#### WRITTEN TASK
From the entries below, please gather each line containing the string "color".

Dataset excerpt

+++

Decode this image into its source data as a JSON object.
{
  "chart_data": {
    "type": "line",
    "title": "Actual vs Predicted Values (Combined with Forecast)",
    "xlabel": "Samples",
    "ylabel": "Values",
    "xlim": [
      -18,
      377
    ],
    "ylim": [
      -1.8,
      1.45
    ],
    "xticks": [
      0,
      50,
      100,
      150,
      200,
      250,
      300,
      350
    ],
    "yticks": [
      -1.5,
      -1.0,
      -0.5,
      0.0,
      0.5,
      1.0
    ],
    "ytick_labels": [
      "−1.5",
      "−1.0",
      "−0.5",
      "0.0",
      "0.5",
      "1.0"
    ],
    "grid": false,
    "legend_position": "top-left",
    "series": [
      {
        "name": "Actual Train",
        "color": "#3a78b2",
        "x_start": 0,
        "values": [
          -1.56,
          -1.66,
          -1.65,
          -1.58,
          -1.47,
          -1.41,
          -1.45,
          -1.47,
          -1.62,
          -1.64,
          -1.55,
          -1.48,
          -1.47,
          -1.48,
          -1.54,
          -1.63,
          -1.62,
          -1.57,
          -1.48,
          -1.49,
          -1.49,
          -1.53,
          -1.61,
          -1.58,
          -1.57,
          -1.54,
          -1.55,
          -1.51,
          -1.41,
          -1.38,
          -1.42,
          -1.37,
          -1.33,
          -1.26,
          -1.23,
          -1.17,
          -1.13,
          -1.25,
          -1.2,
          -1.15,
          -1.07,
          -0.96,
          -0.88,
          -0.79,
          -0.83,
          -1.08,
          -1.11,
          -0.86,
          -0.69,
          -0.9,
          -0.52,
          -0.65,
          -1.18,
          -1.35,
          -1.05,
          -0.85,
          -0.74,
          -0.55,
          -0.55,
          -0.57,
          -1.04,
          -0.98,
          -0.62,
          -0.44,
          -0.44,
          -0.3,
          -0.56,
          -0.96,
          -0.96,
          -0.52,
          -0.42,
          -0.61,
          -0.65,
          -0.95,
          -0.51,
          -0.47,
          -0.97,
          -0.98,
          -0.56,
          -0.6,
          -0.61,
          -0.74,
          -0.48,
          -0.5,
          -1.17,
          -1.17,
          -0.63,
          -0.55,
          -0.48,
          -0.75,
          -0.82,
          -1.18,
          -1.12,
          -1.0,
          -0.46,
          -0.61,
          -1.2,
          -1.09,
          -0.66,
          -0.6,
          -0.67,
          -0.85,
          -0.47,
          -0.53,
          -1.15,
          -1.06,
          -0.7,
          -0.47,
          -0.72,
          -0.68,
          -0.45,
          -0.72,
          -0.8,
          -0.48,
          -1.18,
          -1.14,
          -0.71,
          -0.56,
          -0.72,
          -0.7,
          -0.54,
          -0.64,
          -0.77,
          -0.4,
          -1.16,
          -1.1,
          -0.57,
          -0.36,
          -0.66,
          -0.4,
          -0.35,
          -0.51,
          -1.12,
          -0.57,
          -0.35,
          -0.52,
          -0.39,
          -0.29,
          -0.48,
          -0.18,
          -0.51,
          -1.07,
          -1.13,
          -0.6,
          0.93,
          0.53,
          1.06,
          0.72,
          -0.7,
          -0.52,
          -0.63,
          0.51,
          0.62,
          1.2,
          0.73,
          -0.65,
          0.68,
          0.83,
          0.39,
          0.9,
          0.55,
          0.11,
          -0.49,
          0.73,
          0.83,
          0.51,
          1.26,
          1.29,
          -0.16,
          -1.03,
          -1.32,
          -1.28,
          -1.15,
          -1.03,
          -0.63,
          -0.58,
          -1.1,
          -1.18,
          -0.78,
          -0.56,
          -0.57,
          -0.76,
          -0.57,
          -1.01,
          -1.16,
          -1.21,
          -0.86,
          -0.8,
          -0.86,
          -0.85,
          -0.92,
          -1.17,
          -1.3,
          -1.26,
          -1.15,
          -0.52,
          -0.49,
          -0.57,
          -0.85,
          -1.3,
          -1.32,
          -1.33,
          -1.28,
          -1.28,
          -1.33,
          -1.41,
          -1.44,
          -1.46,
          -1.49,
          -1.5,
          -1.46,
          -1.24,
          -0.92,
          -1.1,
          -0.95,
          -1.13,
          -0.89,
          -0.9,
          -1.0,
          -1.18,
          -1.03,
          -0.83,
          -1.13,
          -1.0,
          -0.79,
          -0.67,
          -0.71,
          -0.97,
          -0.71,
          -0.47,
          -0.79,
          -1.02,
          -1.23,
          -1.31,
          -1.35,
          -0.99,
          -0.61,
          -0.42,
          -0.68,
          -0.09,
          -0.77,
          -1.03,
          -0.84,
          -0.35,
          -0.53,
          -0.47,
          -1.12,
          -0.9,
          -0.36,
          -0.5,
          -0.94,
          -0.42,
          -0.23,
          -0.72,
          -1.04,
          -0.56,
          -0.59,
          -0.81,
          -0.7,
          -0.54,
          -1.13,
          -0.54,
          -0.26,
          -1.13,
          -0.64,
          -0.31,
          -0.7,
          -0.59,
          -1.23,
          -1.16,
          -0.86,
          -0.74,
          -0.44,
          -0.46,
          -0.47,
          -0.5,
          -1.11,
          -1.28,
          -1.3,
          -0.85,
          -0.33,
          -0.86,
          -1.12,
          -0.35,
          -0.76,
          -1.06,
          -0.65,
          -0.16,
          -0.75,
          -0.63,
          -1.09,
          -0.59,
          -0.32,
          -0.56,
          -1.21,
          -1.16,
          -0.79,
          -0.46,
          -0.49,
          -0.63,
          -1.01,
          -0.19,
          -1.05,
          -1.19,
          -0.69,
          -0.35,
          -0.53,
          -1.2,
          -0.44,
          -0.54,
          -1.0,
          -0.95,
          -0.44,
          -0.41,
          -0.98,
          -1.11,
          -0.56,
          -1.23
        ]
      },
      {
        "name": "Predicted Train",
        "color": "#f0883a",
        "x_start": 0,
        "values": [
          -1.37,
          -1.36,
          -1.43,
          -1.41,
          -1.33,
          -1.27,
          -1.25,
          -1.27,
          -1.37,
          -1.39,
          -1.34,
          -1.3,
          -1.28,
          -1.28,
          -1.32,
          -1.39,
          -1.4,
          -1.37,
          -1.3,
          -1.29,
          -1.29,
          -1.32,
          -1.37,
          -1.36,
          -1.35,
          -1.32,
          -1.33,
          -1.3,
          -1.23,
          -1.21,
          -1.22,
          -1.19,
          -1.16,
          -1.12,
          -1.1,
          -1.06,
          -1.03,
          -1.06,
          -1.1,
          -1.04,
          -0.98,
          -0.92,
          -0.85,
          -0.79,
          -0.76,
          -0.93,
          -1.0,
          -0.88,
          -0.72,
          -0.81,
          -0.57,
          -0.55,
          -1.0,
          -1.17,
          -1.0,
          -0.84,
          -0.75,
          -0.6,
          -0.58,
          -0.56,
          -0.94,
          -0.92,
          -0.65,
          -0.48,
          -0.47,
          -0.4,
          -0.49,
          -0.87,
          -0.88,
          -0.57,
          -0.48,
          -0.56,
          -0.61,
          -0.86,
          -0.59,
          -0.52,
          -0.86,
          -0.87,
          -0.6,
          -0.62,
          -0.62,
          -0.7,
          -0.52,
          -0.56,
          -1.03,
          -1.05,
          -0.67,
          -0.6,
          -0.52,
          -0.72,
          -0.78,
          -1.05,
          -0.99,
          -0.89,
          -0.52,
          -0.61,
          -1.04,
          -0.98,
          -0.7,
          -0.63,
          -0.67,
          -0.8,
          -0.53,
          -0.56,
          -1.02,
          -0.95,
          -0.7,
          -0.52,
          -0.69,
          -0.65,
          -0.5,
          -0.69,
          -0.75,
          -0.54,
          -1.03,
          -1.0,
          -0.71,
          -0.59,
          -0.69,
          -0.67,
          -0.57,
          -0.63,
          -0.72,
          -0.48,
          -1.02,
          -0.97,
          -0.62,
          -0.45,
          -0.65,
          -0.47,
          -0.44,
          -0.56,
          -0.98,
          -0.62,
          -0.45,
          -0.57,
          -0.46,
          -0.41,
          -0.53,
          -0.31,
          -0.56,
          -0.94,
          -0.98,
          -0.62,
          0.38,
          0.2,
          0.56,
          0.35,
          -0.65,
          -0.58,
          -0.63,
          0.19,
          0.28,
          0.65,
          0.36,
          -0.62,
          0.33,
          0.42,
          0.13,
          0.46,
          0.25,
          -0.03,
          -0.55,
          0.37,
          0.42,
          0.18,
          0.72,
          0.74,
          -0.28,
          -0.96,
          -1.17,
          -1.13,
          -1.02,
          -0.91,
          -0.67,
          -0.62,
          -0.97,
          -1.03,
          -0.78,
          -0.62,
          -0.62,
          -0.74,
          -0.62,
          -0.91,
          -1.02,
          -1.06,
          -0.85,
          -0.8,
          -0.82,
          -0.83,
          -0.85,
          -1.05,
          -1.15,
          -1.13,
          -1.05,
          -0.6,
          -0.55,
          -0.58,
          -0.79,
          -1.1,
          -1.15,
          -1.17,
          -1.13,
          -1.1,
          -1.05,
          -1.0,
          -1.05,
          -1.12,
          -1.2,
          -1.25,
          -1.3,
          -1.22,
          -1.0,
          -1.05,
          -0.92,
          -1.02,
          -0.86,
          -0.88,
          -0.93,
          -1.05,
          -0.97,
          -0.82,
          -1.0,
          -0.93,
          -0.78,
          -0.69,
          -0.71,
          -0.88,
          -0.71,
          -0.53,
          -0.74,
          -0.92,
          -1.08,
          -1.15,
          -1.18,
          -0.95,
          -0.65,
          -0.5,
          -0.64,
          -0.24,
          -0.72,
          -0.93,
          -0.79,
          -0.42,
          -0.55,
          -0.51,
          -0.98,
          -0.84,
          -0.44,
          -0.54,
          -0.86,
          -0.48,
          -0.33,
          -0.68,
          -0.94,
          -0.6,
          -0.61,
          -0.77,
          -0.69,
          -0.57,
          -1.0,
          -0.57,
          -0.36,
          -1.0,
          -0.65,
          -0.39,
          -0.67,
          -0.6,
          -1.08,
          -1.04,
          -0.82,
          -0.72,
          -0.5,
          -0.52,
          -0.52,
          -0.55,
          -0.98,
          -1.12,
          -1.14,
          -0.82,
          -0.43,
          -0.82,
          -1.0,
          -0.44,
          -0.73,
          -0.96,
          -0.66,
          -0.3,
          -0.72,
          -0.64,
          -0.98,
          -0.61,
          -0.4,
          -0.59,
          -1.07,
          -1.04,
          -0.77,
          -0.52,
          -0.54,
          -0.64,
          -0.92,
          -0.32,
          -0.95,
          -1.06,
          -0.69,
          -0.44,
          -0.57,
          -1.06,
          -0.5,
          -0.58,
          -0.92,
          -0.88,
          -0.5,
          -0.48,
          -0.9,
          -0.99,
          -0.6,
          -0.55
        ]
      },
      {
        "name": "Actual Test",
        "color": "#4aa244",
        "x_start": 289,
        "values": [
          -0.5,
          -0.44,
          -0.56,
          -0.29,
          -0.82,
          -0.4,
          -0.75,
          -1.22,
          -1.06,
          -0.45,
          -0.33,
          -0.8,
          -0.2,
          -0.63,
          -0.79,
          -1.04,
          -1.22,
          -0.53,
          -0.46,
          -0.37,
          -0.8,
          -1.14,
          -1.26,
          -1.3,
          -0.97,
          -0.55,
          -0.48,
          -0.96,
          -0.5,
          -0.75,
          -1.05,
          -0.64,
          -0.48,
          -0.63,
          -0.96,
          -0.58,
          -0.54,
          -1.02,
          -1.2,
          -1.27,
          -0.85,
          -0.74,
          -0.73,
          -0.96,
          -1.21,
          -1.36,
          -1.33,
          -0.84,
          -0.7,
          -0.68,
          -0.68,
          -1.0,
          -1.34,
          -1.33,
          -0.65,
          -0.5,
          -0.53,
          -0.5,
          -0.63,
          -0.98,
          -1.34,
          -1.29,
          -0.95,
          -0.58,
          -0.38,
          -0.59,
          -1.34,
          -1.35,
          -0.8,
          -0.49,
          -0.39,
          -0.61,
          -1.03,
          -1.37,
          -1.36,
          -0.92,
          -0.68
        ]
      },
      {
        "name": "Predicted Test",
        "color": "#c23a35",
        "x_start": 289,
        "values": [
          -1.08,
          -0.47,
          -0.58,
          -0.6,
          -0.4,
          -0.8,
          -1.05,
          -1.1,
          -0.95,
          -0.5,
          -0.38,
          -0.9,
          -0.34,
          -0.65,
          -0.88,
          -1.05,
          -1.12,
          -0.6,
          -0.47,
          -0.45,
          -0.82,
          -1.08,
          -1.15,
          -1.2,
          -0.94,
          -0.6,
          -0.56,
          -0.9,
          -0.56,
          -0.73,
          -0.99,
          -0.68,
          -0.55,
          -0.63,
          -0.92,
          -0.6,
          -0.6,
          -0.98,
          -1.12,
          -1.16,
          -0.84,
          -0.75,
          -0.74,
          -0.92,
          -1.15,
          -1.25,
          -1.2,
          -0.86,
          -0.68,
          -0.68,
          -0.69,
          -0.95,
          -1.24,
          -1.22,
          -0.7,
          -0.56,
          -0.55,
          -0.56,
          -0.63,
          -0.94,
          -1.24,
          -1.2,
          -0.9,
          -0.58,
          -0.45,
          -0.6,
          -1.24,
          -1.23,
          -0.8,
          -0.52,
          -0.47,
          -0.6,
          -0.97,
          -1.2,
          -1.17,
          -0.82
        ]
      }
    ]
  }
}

+++

#### TASK RESULT
        "color": "#3a78b2",
        "color": "#f0883a",
        "color": "#4aa244",
        "color": "#c23a35",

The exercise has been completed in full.